| Input data |
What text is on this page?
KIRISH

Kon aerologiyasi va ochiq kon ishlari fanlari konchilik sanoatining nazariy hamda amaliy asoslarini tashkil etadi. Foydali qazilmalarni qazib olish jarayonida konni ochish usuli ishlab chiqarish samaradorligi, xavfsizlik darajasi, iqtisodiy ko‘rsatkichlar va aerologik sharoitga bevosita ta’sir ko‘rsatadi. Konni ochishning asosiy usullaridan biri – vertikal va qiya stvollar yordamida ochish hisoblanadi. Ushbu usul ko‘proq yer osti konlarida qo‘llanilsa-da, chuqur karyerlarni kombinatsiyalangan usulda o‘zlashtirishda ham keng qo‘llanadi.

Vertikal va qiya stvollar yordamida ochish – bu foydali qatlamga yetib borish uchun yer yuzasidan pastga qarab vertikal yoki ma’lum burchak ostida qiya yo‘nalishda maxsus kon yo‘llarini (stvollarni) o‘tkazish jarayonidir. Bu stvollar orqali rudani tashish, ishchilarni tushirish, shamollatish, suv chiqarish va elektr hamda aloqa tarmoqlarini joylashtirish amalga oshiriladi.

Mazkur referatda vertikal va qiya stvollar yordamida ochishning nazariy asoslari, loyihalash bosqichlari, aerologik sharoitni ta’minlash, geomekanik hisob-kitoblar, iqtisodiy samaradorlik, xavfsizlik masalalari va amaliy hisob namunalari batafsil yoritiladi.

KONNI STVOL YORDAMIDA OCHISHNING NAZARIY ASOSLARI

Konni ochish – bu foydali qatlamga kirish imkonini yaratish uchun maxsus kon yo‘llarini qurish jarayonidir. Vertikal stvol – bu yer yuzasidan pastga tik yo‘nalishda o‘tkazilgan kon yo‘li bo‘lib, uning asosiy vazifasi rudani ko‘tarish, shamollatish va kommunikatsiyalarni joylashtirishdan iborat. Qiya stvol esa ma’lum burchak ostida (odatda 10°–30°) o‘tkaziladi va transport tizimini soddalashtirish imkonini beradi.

| Written request |
Would you restate each of the entries word for word?

| Final result |
What text is on this page?
KIRISH

Kon aerologiyasi va ochiq kon ishlari fanlari konchilik sanoatining nazariy hamda amaliy asoslarini tashkil etadi. Foydali qazilmalarni qazib olish jarayonida konni ochish usuli ishlab chiqarish samaradorligi, xavfsizlik darajasi, iqtisodiy ko‘rsatkichlar va aerologik sharoitga bevosita ta’sir ko‘rsatadi. Konni ochishning asosiy usullaridan biri – vertikal va qiya stvollar yordamida ochish hisoblanadi. Ushbu usul ko‘proq yer osti konlarida qo‘llanilsa-da, chuqur karyerlarni kombinatsiyalangan usulda o‘zlashtirishda ham keng qo‘llanadi.

Vertikal va qiya stvollar yordamida ochish – bu foydali qatlamga yetib borish uchun yer yuzasidan pastga qarab vertikal yoki ma’lum burchak ostida qiya yo‘nalishda maxsus kon yo‘llarini (stvollarni) o‘tkazish jarayonidir. Bu stvollar orqali rudani tashish, ishchilarni tushirish, shamollatish, suv chiqarish va elektr hamda aloqa tarmoqlarini joylashtirish amalga oshiriladi.

Mazkur referatda vertikal va qiya stvollar yordamida ochishning nazariy asoslari, loyihalash bosqichlari, aerologik sharoitni ta’minlash, geomekanik hisob-kitoblar, iqtisodiy samaradorlik, xavfsizlik masalalari va amaliy hisob namunalari batafsil yoritiladi.

KONNI STVOL YORDAMIDA OCHISHNING NAZARIY ASOSLARI

Konni ochish – bu foydali qatlamga kirish imkonini yaratish uchun maxsus kon yo‘llarini qurish jarayonidir. Vertikal stvol – bu yer yuzasidan pastga tik yo‘nalishda o‘tkazilgan kon yo‘li bo‘lib, uning asosiy vazifasi rudani ko‘tarish, shamollatish va kommunikatsiyalarni joylashtirishdan iborat. Qiya stvol esa ma’lum burchak ostida (odatda 10°–30°) o‘tkaziladi va transport tizimini soddalashtirish imkonini beradi.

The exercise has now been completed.